**Extract provided**
****

EAST HARLEM — Heartbroken friends and relatives of a 15-year-old high school student who died after slipping off a guardrail and falling into the Harlem River remembered the boy as a bright student and generous friend who loved sports at his funeral Monday.
Justin Smith, 15, was walking on the guardrail along the promenade near East 102nd Street with two friends just after 8 p.m. Saturday when he lost his footing, slipped, and plunged into the choppy waters below, police said.
Paramedics were unable to resuscitate him and he was declared dead at Metropolitan Hospital, officials said.
"We appreciate the support," Smith's father, who asked that his name not be used, said before the service. "We are finite creatures."
Dozens of loved ones later bid a tearful goodbye to Smith — one of 12 siblings in a tight-knit Muslim family — at the boy's funeral at the Islamic Cultural Center of New York on Third Avenue near 96th Street.
Smith was a ninth-grade student at Life Sciences Secondary School on the Upper East Side, where he had earned a reputation as a talented, kind student, with an aptitude for the arts, sports and academics, teachers and classmates said.
"He was a very bright, young man," said Ayaba Bailey, Smith's math teacher. "He was responsible. He was a good student."
"He was loved by his classmates," Bailey added. "Justin would come in with a smiling face and would get right to work. He was always very helpful."
Pal Raddell Louallen, 15, said Smith was hoping to try out for the school's varsity basketball team next year.

****

**Dataset excerpts**
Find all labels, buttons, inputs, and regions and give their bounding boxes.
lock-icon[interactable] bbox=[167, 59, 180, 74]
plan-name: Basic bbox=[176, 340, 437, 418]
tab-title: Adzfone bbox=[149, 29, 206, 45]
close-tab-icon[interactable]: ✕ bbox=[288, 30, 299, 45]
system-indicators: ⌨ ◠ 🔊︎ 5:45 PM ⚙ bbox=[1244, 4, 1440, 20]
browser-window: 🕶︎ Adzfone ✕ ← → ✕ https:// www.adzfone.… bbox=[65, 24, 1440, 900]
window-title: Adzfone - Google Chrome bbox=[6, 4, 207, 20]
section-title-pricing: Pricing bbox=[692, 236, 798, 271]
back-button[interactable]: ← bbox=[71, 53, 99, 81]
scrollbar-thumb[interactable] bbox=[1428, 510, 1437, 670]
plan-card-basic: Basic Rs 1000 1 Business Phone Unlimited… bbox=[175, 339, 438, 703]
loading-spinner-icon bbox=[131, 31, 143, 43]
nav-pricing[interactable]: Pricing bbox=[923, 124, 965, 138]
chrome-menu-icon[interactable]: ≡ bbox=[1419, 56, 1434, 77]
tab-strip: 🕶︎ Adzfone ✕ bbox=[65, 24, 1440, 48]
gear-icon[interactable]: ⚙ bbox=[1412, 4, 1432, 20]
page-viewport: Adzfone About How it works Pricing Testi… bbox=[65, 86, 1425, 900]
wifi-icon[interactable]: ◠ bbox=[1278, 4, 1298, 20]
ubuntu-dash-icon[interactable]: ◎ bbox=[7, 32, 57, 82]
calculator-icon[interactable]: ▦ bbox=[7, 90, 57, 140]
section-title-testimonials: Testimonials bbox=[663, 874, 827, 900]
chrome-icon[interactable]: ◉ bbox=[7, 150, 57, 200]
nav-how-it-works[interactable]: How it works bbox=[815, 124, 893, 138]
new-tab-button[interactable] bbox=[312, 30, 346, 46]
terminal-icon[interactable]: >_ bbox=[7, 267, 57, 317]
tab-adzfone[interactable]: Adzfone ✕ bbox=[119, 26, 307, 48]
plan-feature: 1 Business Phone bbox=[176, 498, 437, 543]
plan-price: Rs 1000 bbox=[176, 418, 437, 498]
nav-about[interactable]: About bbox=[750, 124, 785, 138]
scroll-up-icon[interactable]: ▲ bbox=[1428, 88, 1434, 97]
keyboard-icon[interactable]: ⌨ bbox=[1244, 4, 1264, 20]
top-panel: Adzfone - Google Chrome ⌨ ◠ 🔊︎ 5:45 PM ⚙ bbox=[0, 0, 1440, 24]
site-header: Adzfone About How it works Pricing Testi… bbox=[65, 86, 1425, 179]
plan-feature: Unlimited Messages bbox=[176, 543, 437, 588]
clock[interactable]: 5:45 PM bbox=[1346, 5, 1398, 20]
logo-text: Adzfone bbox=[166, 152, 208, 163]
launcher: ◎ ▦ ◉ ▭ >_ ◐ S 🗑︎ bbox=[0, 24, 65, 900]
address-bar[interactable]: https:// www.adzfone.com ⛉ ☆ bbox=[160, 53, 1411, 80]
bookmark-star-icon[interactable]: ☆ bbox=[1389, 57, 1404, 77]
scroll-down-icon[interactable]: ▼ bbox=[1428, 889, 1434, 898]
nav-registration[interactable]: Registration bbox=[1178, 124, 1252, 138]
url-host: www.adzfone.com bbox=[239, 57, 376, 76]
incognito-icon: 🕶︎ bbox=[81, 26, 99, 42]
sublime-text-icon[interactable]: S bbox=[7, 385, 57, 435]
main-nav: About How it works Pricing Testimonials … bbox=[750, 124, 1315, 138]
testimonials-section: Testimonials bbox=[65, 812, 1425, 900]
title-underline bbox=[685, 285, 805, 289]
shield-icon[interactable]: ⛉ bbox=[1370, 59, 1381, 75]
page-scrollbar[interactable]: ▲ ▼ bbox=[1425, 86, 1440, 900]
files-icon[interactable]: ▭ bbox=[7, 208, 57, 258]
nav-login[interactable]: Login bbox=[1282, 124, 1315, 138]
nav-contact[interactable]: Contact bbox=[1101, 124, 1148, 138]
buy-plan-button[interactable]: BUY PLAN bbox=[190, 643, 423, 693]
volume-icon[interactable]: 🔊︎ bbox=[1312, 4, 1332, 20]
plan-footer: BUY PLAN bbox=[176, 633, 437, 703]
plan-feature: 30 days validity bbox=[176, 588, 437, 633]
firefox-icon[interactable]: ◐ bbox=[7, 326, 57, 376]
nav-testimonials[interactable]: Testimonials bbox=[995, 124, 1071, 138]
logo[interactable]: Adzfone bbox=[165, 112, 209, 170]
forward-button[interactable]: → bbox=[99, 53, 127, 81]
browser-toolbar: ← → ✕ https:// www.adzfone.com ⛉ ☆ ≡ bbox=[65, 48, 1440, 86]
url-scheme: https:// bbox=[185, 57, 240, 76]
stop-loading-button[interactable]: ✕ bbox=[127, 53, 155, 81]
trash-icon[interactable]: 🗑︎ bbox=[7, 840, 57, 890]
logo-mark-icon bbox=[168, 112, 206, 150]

****

How would the news report about the 15-year-old who fell into the Harlem River continue? Write what follows its last sentence.

**Response to the exercise**
"I taught him everything he knows about basketball," he said. "I went hard on him. He was good. His jump shot was great. He'd shoot threes like they were layups."
Friends said Smith also played as an outfielder on the school's baseball team.
His aunt Robin Francis, 54, remembered her nephew as an artist who loved to write.
"He was a very nice, smart quiet kid. Very, very smart. Very respectful. It's such a sad day," Francis said. "He was extremely lovable, extremely nice."
"He was very artistic with drawing and writing. He liked to write. It's just a very, very sad day for me."
His cousin, Chanel Jordan, said he adored his family, too.
"Words can't even explain how brilliant and beautiful he was to his family," she said.
And Esha Williams, 26, a family friend who lives in the Smiths' building, said the boy was generous.
''He comes from a loving family. If he could try to help you, he'd help you," Williams said. "If you tried to tell him something, he would always listen.''
The school put a counseling team in place to help students cope with Smith's death, an Education Department spokeswoman.
The city Medical Examiner was still working to determine a cause of death, a spokeswoman said Monday.